## RECORDED DATA
————————

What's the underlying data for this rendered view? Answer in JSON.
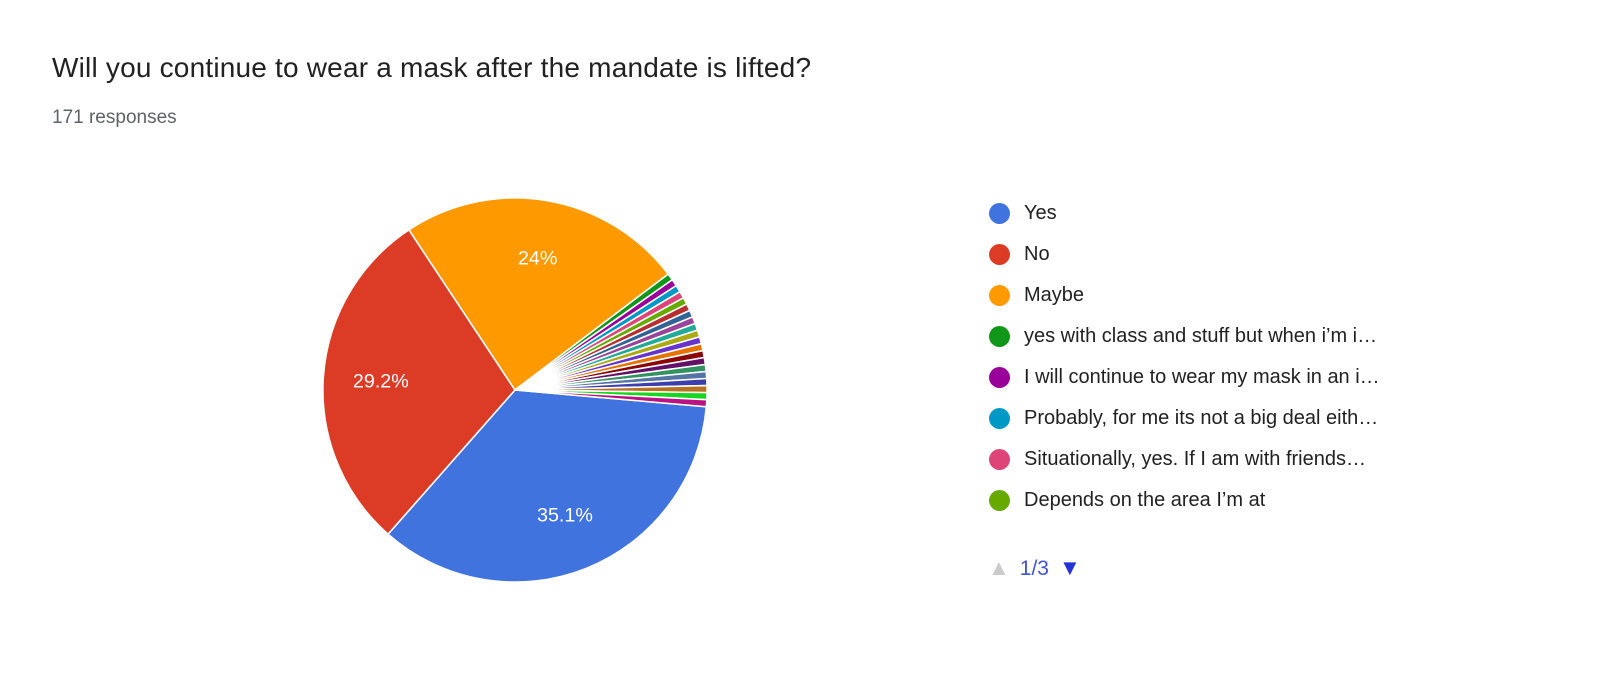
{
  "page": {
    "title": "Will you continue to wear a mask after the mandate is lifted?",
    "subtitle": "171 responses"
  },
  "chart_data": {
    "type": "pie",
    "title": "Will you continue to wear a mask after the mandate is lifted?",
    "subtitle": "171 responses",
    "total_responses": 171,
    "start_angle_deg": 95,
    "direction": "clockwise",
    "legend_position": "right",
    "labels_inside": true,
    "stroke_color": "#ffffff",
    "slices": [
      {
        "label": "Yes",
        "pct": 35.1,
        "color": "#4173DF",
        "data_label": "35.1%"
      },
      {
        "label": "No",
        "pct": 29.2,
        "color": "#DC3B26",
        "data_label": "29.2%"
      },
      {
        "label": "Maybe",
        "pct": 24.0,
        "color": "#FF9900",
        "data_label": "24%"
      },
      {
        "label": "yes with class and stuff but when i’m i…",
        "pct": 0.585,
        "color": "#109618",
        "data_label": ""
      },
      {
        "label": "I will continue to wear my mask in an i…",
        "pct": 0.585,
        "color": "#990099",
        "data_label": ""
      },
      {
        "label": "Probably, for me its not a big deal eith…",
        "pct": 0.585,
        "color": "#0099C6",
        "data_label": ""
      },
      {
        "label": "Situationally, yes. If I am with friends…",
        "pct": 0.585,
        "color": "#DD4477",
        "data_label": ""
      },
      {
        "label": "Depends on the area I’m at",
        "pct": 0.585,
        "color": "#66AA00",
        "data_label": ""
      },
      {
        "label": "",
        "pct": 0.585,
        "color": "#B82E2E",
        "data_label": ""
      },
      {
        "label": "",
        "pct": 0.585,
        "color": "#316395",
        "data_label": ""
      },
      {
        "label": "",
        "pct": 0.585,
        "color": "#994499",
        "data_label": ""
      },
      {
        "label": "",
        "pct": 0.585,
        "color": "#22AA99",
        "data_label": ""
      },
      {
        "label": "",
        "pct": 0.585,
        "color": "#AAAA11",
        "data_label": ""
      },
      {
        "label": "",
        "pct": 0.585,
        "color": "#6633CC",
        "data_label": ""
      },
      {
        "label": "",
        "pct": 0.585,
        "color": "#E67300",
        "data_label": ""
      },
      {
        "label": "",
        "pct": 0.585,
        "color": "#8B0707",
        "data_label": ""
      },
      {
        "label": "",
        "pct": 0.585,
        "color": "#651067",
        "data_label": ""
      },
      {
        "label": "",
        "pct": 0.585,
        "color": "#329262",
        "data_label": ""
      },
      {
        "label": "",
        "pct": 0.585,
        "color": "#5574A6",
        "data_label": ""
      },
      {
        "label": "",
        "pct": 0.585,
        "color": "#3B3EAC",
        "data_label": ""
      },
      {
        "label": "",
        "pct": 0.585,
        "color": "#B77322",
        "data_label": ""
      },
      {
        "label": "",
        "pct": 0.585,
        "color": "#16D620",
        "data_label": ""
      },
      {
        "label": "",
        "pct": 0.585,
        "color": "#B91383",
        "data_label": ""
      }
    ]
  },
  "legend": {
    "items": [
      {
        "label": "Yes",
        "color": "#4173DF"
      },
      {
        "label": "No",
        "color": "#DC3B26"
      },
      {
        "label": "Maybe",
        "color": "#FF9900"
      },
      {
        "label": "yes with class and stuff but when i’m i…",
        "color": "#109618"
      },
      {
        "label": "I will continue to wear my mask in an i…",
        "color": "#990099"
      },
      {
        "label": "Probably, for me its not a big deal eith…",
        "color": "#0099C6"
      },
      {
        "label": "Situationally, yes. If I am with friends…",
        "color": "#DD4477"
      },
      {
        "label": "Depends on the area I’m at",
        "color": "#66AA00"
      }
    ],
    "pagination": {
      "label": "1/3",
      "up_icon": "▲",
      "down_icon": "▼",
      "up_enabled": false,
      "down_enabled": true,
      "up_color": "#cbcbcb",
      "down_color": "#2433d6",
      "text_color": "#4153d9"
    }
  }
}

————————

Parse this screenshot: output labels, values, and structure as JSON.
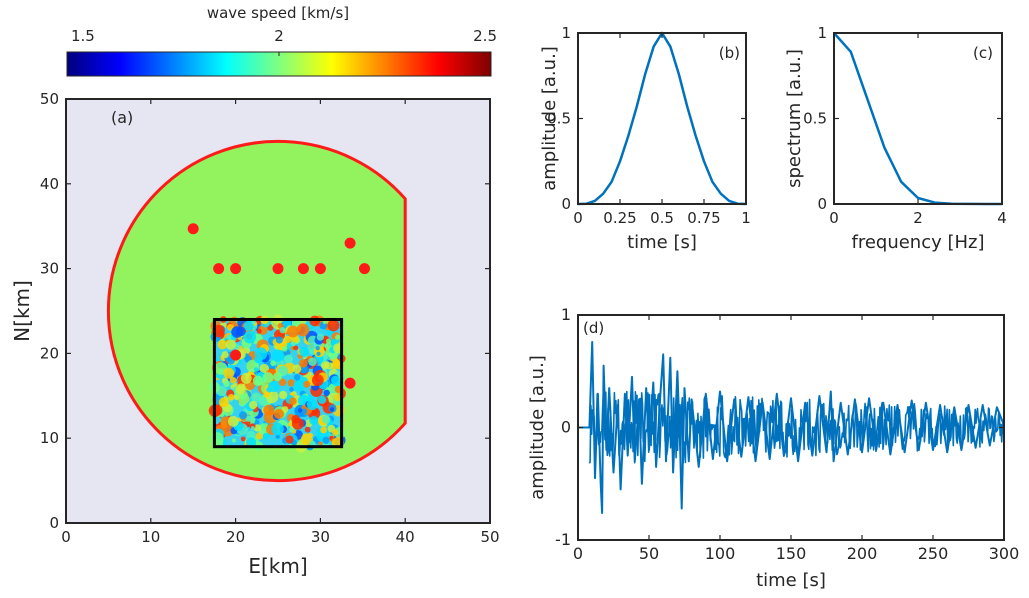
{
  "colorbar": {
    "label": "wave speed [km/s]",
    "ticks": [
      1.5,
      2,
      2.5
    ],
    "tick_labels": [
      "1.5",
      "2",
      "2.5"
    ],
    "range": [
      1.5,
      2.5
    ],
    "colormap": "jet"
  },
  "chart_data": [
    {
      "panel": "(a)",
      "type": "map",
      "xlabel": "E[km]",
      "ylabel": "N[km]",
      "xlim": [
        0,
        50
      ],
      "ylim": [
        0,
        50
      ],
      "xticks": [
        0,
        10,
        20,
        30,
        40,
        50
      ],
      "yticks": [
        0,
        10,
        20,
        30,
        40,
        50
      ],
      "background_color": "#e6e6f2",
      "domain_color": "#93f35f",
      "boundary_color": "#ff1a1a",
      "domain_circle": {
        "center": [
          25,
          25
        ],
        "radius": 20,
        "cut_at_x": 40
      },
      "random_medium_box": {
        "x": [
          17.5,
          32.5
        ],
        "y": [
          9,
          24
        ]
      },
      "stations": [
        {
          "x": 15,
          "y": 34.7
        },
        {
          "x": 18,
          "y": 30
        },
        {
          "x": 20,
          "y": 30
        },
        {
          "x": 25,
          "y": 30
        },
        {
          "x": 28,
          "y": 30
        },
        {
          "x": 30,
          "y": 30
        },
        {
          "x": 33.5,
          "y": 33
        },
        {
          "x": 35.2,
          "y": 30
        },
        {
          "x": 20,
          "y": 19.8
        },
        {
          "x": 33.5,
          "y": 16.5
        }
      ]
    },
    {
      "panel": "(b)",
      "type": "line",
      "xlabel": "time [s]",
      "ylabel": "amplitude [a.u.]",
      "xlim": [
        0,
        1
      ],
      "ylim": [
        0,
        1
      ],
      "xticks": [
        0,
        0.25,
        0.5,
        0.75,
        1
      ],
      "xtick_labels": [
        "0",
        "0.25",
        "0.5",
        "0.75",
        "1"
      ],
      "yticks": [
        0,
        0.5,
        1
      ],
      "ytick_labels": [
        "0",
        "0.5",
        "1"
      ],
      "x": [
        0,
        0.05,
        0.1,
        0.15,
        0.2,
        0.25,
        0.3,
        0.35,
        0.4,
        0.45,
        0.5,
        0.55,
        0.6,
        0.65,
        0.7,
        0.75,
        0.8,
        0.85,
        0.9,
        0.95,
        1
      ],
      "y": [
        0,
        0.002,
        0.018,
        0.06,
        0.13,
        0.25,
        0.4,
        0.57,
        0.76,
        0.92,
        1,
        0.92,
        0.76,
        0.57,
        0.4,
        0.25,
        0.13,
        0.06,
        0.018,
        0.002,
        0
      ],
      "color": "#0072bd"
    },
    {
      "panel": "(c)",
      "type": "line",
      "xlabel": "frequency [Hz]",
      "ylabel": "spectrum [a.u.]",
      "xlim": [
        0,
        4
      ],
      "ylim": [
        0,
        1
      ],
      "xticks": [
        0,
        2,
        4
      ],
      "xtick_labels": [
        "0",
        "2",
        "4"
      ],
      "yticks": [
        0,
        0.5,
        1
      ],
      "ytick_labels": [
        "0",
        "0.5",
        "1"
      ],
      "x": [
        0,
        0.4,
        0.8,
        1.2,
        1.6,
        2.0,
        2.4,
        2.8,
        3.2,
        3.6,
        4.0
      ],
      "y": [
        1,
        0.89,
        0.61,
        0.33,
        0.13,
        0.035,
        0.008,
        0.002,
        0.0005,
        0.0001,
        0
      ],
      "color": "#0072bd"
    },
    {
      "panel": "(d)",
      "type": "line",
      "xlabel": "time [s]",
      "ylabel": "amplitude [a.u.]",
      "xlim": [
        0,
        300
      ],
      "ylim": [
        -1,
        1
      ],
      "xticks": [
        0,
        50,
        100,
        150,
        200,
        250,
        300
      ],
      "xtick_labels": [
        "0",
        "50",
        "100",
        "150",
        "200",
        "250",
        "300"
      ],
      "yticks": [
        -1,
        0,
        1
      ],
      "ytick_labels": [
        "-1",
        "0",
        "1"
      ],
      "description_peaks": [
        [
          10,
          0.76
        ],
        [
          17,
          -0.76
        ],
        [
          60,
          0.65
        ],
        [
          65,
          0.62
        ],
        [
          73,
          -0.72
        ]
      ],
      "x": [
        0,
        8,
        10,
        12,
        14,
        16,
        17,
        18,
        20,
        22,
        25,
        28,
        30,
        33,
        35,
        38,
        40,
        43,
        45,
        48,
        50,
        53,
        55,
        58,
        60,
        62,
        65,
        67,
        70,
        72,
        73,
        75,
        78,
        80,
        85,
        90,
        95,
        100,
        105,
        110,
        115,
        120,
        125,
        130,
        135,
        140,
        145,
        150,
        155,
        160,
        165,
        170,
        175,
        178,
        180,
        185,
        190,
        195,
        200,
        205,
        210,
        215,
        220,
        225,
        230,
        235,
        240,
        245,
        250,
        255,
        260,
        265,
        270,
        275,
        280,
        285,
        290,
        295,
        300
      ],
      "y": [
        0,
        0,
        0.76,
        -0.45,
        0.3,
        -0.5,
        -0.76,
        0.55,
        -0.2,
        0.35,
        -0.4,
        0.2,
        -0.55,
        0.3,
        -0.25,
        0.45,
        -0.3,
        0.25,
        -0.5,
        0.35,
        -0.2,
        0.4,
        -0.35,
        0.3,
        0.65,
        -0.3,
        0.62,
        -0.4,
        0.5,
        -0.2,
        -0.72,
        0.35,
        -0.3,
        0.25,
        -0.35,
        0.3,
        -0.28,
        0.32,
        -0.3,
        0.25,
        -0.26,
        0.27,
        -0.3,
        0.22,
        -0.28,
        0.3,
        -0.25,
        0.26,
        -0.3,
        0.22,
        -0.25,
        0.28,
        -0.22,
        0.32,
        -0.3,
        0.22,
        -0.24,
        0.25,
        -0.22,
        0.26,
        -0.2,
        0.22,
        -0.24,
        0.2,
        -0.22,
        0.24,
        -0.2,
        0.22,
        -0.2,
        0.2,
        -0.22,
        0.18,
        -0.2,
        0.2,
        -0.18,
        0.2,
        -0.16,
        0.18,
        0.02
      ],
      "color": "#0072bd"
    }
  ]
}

————————

## EXERCISE GOAL
Using the listing above, locate the lines that hold "xlabel" and copy each one.

## ANSWER TO THE TASK
      "xlabel": "E[km]",
      "xlabel": "time [s]",
      "xlabel": "frequency [Hz]",
      "xlabel": "time [s]",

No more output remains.